** begin **

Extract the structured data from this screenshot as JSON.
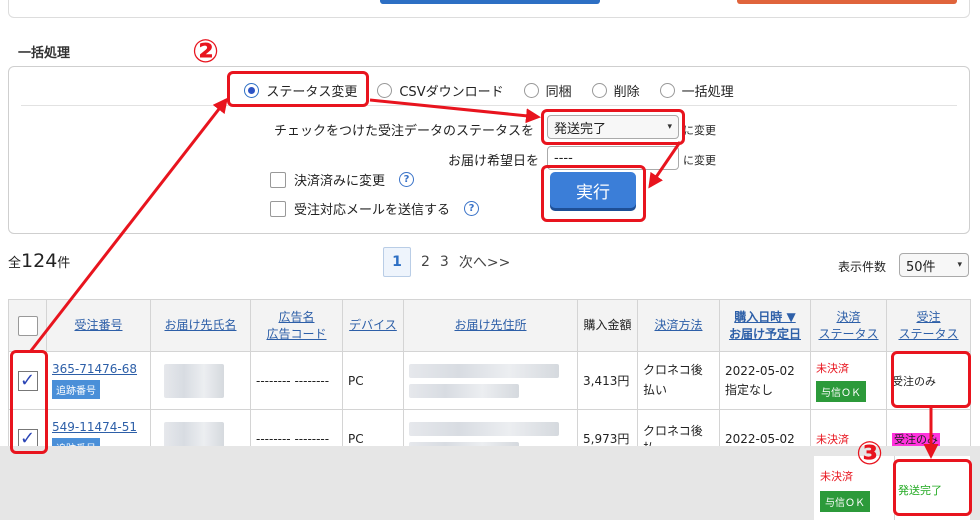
{
  "section_title": "一括処理",
  "radio_options": [
    {
      "label": "ステータス変更",
      "checked": true
    },
    {
      "label": "CSVダウンロード",
      "checked": false
    },
    {
      "label": "同梱",
      "checked": false
    },
    {
      "label": "削除",
      "checked": false
    },
    {
      "label": "一括処理",
      "checked": false
    }
  ],
  "form": {
    "status_label": "チェックをつけた受注データのステータスを",
    "status_value": "発送完了",
    "status_suffix": "に変更",
    "date_label": "お届け希望日を",
    "date_value": "----",
    "date_suffix": "に変更",
    "paid_checkbox": "決済済みに変更",
    "mail_checkbox": "受注対応メールを送信する",
    "help_glyph": "?",
    "run_button": "実行"
  },
  "summary": {
    "total_prefix": "全",
    "total_count": "124",
    "total_suffix": "件",
    "per_page_label": "表示件数",
    "per_page_value": "50件"
  },
  "pagination": {
    "current": "1",
    "pages": [
      "2",
      "3"
    ],
    "next": "次へ>>"
  },
  "table": {
    "headers": [
      "受注番号",
      "お届け先氏名",
      "広告名\n広告コード",
      "デバイス",
      "お届け先住所",
      "購入金額",
      "決済方法",
      "購入日時 ▼\nお届け予定日",
      "決済\nステータス",
      "受注\nステータス"
    ],
    "rows": [
      {
        "order_no": "365-71476-68",
        "tag": "追跡番号",
        "ad": "-------- --------",
        "device": "PC",
        "amount": "3,413円",
        "payment": "クロネコ後払い",
        "date": "2022-05-02",
        "delivery": "指定なし",
        "pay_status": "未決済",
        "credit": "与信ＯＫ",
        "order_status": "受注のみ"
      },
      {
        "order_no": "549-11474-51",
        "tag": "追跡番号",
        "ad": "-------- --------",
        "device": "PC",
        "amount": "5,973円",
        "payment": "クロネコ後払",
        "date": "2022-05-02",
        "pay_status": "未決済",
        "order_status": "受注のみ"
      }
    ]
  },
  "inset": {
    "pay_status": "未決済",
    "credit": "与信ＯＫ",
    "order_status": "発送完了"
  },
  "annotations": {
    "step2": "②",
    "step3": "③"
  },
  "colors": {
    "annotation_red": "#e8141e",
    "button_blue": "#3b7ed8",
    "link_blue": "#2d5fa8",
    "credit_green": "#2c9a3a",
    "shipped_green": "#22aa22"
  }
}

** end **

Work instructions:
Could you reproduce every record above exactly, leaving out the pictures?

Right answer:
Extract the structured data from this screenshot as JSON.
{
  "section_title": "一括処理",
  "radio_options": [
    {
      "label": "ステータス変更",
      "checked": true
    },
    {
      "label": "CSVダウンロード",
      "checked": false
    },
    {
      "label": "同梱",
      "checked": false
    },
    {
      "label": "削除",
      "checked": false
    },
    {
      "label": "一括処理",
      "checked": false
    }
  ],
  "form": {
    "status_label": "チェックをつけた受注データのステータスを",
    "status_value": "発送完了",
    "status_suffix": "に変更",
    "date_label": "お届け希望日を",
    "date_value": "----",
    "date_suffix": "に変更",
    "paid_checkbox": "決済済みに変更",
    "mail_checkbox": "受注対応メールを送信する",
    "help_glyph": "?",
    "run_button": "実行"
  },
  "summary": {
    "total_prefix": "全",
    "total_count": "124",
    "total_suffix": "件",
    "per_page_label": "表示件数",
    "per_page_value": "50件"
  },
  "pagination": {
    "current": "1",
    "pages": [
      "2",
      "3"
    ],
    "next": "次へ>>"
  },
  "table": {
    "headers": [
      "受注番号",
      "お届け先氏名",
      "広告名\n広告コード",
      "デバイス",
      "お届け先住所",
      "購入金額",
      "決済方法",
      "購入日時 ▼\nお届け予定日",
      "決済\nステータス",
      "受注\nステータス"
    ],
    "rows": [
      {
        "order_no": "365-71476-68",
        "tag": "追跡番号",
        "ad": "-------- --------",
        "device": "PC",
        "amount": "3,413円",
        "payment": "クロネコ後払い",
        "date": "2022-05-02",
        "delivery": "指定なし",
        "pay_status": "未決済",
        "credit": "与信ＯＫ",
        "order_status": "受注のみ"
      },
      {
        "order_no": "549-11474-51",
        "tag": "追跡番号",
        "ad": "-------- --------",
        "device": "PC",
        "amount": "5,973円",
        "payment": "クロネコ後払",
        "date": "2022-05-02",
        "pay_status": "未決済",
        "order_status": "受注のみ"
      }
    ]
  },
  "inset": {
    "pay_status": "未決済",
    "credit": "与信ＯＫ",
    "order_status": "発送完了"
  },
  "annotations": {
    "step2": "②",
    "step3": "③"
  },
  "colors": {
    "annotation_red": "#e8141e",
    "button_blue": "#3b7ed8",
    "link_blue": "#2d5fa8",
    "credit_green": "#2c9a3a",
    "shipped_green": "#22aa22"
  }
}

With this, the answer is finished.